RAW RECORDS →
[Start]

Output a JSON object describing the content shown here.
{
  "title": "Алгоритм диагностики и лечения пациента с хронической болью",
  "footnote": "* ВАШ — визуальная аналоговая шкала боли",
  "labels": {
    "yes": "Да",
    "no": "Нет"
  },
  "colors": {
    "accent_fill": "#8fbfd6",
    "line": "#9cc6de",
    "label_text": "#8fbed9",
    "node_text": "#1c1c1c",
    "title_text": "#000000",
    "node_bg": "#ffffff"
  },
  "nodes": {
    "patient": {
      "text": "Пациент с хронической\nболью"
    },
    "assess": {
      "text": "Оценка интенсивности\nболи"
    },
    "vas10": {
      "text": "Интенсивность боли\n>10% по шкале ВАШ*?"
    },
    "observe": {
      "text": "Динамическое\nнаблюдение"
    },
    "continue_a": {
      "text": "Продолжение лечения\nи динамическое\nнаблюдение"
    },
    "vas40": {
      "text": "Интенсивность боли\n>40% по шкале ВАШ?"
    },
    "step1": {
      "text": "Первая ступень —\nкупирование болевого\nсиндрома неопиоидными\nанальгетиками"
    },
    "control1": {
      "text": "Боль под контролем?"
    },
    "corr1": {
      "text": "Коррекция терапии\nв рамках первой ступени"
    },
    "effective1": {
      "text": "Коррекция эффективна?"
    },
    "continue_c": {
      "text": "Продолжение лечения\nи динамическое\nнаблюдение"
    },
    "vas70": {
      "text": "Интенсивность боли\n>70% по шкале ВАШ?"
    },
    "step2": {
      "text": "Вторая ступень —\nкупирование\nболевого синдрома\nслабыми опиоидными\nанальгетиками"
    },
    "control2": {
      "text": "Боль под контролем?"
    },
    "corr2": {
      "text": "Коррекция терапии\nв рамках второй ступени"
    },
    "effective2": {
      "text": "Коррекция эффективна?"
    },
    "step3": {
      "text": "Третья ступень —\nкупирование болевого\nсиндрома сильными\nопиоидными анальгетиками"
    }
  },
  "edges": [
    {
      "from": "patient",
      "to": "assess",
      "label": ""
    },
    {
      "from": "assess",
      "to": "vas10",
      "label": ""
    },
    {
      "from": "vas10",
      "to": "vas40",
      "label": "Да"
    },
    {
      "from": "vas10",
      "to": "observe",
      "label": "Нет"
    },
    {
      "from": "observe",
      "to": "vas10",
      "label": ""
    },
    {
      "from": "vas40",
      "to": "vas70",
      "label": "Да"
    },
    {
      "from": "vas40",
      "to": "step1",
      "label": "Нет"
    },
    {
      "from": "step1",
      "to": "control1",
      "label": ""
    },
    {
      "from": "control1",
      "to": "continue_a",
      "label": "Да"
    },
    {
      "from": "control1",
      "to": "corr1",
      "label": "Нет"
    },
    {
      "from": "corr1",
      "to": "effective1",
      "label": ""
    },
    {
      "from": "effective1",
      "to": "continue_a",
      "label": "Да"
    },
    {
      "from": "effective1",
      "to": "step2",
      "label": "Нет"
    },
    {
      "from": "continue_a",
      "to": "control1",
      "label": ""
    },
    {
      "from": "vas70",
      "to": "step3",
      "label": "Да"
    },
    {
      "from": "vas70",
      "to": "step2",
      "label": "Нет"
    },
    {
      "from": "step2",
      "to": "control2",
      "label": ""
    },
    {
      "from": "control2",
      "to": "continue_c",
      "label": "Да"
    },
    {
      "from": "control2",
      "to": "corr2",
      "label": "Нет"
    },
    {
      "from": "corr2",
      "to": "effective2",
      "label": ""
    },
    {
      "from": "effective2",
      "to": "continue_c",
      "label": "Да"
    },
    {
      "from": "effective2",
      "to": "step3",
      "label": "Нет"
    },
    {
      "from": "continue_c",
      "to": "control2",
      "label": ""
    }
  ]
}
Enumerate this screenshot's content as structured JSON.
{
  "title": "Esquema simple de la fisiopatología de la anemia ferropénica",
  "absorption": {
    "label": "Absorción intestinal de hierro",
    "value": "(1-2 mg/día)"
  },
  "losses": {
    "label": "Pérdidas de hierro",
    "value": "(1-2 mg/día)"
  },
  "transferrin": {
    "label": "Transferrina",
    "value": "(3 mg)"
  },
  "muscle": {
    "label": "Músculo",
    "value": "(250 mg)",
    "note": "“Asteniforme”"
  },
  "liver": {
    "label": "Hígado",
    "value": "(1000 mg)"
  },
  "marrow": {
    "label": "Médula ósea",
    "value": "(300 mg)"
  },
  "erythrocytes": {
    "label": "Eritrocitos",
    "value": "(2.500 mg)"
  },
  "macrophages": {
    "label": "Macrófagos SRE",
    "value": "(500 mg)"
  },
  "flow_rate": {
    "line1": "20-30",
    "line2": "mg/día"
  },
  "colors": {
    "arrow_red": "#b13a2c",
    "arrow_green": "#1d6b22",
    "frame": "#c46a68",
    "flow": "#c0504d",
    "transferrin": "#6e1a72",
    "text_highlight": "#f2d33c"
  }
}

[End]

STATED GOAL → Set out exactly the run of lines that begins at the line holding "Enumerate this screenshot's" and ends at the last line of the data.

WRITTEN ANSWER →
Enumerate this screenshot's content as structured JSON.
{
  "title": "Esquema simple de la fisiopatología de la anemia ferropénica",
  "absorption": {
    "label": "Absorción intestinal de hierro",
    "value": "(1-2 mg/día)"
  },
  "losses": {
    "label": "Pérdidas de hierro",
    "value": "(1-2 mg/día)"
  },
  "transferrin": {
    "label": "Transferrina",
    "value": "(3 mg)"
  },
  "muscle": {
    "label": "Músculo",
    "value": "(250 mg)",
    "note": "“Asteniforme”"
  },
  "liver": {
    "label": "Hígado",
    "value": "(1000 mg)"
  },
  "marrow": {
    "label": "Médula ósea",
    "value": "(300 mg)"
  },
  "erythrocytes": {
    "label": "Eritrocitos",
    "value": "(2.500 mg)"
  },
  "macrophages": {
    "label": "Macrófagos SRE",
    "value": "(500 mg)"
  },
  "flow_rate": {
    "line1": "20-30",
    "line2": "mg/día"
  },
  "colors": {
    "arrow_red": "#b13a2c",
    "arrow_green": "#1d6b22",
    "frame": "#c46a68",
    "flow": "#c0504d",
    "transferrin": "#6e1a72",
    "text_highlight": "#f2d33c"
  }
}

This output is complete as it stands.